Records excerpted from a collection
━━━━━━━━━━━━━━━━━━━━

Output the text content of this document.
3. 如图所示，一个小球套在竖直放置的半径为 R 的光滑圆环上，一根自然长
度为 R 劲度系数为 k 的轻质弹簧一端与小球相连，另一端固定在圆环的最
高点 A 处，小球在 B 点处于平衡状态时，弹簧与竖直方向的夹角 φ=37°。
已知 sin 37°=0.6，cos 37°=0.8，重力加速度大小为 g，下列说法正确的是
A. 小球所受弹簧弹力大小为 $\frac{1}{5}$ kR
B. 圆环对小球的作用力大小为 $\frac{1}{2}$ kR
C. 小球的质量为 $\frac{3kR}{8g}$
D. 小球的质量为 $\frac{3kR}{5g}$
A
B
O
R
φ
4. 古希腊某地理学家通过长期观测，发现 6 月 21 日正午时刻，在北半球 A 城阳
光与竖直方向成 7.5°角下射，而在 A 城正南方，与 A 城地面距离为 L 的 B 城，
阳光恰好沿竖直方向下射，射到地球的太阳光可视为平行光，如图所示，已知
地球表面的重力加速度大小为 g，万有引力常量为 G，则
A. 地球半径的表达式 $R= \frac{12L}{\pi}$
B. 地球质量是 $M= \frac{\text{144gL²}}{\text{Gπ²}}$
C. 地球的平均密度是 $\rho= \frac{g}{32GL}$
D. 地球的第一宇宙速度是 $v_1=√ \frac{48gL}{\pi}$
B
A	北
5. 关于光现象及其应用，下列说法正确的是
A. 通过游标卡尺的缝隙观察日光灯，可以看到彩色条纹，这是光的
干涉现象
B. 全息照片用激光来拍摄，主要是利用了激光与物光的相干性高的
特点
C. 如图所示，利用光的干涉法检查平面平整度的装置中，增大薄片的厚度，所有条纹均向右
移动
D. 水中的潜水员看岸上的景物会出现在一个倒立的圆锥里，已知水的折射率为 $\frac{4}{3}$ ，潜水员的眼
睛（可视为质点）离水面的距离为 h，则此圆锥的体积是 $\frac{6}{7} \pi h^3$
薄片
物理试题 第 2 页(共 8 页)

━━━━━━━━━━━━━━━━━━━━

■ Exercise goal ■
From the first line to the last, retype the data exactly.

■ Right answer ■
Output the text content of this document.
3. 如图所示，一个小球套在竖直放置的半径为 R 的光滑圆环上，一根自然长
度为 R 劲度系数为 k 的轻质弹簧一端与小球相连，另一端固定在圆环的最
高点 A 处，小球在 B 点处于平衡状态时，弹簧与竖直方向的夹角 φ=37°。
已知 sin 37°=0.6，cos 37°=0.8，重力加速度大小为 g，下列说法正确的是
A. 小球所受弹簧弹力大小为 $\frac{1}{5}$ kR
B. 圆环对小球的作用力大小为 $\frac{1}{2}$ kR
C. 小球的质量为 $\frac{3kR}{8g}$
D. 小球的质量为 $\frac{3kR}{5g}$
A
B
O
R
φ
4. 古希腊某地理学家通过长期观测，发现 6 月 21 日正午时刻，在北半球 A 城阳
光与竖直方向成 7.5°角下射，而在 A 城正南方，与 A 城地面距离为 L 的 B 城，
阳光恰好沿竖直方向下射，射到地球的太阳光可视为平行光，如图所示，已知
地球表面的重力加速度大小为 g，万有引力常量为 G，则
A. 地球半径的表达式 $R= \frac{12L}{\pi}$
B. 地球质量是 $M= \frac{\text{144gL²}}{\text{Gπ²}}$
C. 地球的平均密度是 $\rho= \frac{g}{32GL}$
D. 地球的第一宇宙速度是 $v_1=√ \frac{48gL}{\pi}$
B
A	北
5. 关于光现象及其应用，下列说法正确的是
A. 通过游标卡尺的缝隙观察日光灯，可以看到彩色条纹，这是光的
干涉现象
B. 全息照片用激光来拍摄，主要是利用了激光与物光的相干性高的
特点
C. 如图所示，利用光的干涉法检查平面平整度的装置中，增大薄片的厚度，所有条纹均向右
移动
D. 水中的潜水员看岸上的景物会出现在一个倒立的圆锥里，已知水的折射率为 $\frac{4}{3}$ ，潜水员的眼
睛（可视为质点）离水面的距离为 h，则此圆锥的体积是 $\frac{6}{7} \pi h^3$
薄片
物理试题 第 2 页(共 8 页)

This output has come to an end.